* [STATED TASK]
Set down verbatim the lines from the one containing "List each element" through the one containing "paragraph-63: 63. Срок", inclusive, and omit the pictures.

---- LISTING

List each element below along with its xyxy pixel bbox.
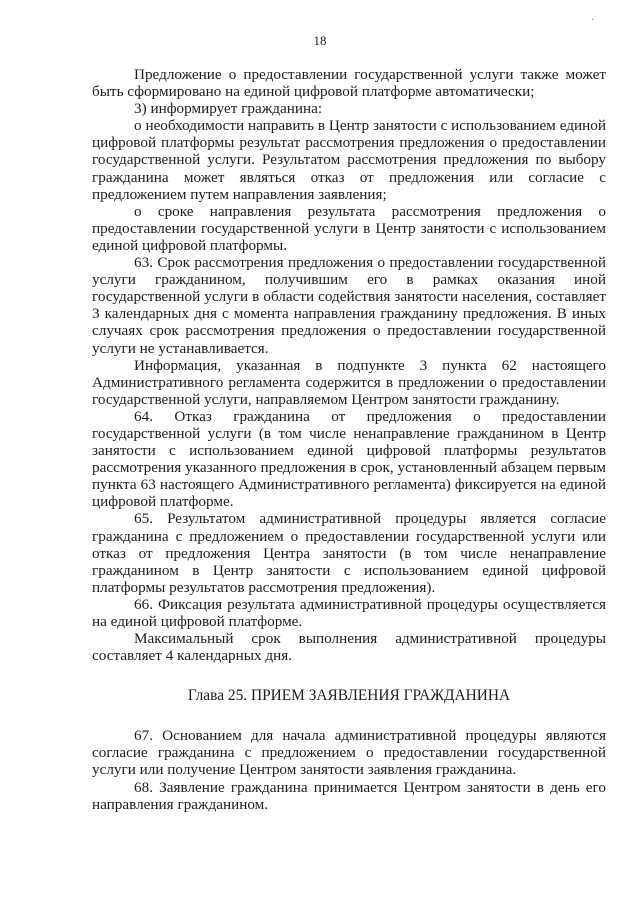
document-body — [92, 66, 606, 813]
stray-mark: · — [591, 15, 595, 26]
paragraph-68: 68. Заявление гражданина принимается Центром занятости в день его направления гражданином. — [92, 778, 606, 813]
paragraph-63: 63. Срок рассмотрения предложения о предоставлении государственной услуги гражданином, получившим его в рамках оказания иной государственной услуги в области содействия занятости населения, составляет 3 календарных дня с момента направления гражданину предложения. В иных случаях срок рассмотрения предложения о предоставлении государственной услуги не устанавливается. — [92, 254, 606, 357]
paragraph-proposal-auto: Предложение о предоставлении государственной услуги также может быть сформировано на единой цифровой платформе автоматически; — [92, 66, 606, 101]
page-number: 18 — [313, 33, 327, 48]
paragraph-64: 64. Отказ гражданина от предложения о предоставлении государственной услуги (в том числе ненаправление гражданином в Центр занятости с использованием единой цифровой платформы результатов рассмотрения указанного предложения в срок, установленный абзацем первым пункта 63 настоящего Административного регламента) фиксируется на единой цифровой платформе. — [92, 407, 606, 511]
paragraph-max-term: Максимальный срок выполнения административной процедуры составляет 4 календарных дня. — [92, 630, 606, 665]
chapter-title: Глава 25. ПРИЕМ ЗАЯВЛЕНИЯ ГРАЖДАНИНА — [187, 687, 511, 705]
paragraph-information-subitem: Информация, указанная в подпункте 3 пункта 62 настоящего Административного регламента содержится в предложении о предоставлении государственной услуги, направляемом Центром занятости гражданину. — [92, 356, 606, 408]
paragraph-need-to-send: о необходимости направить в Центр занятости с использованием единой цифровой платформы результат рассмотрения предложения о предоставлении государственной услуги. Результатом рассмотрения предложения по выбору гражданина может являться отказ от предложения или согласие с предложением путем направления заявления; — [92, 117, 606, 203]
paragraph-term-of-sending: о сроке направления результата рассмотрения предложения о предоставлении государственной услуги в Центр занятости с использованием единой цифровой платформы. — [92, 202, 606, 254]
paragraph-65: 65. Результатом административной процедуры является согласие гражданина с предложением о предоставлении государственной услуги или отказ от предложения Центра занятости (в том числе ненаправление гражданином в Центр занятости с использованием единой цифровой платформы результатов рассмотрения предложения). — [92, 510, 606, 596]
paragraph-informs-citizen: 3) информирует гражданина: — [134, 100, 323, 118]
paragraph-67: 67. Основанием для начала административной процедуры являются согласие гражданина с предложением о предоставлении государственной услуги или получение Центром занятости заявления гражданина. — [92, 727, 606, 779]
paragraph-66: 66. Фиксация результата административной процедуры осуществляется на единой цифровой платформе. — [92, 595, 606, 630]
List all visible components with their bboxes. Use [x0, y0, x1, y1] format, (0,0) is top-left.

--------
---- LISTING

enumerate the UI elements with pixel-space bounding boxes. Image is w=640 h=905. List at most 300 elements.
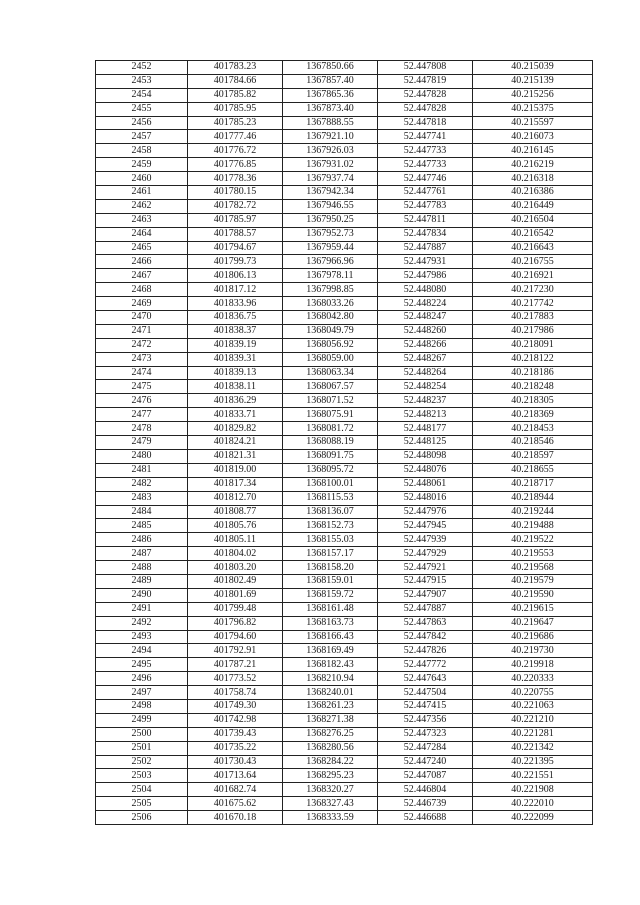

--------

* [EXERCISE SOLUTION]
List each element below along with its xyxy pixel bbox.
document-body — [92, 66, 606, 813]
stray-mark: · — [591, 15, 595, 26]
paragraph-68: 68. Заявление гражданина принимается Центром занятости в день его направления гражданином. — [92, 778, 606, 813]
paragraph-63: 63. Срок рассмотрения предложения о предоставлении государственной услуги гражданином, получившим его в рамках оказания иной государственной услуги в области содействия занятости населения, составляет 3 календарных дня с момента направления гражданину предложения. В иных случаях срок рассмотрения предложения о предоставлении государственной услуги не устанавливается. — [92, 254, 606, 357]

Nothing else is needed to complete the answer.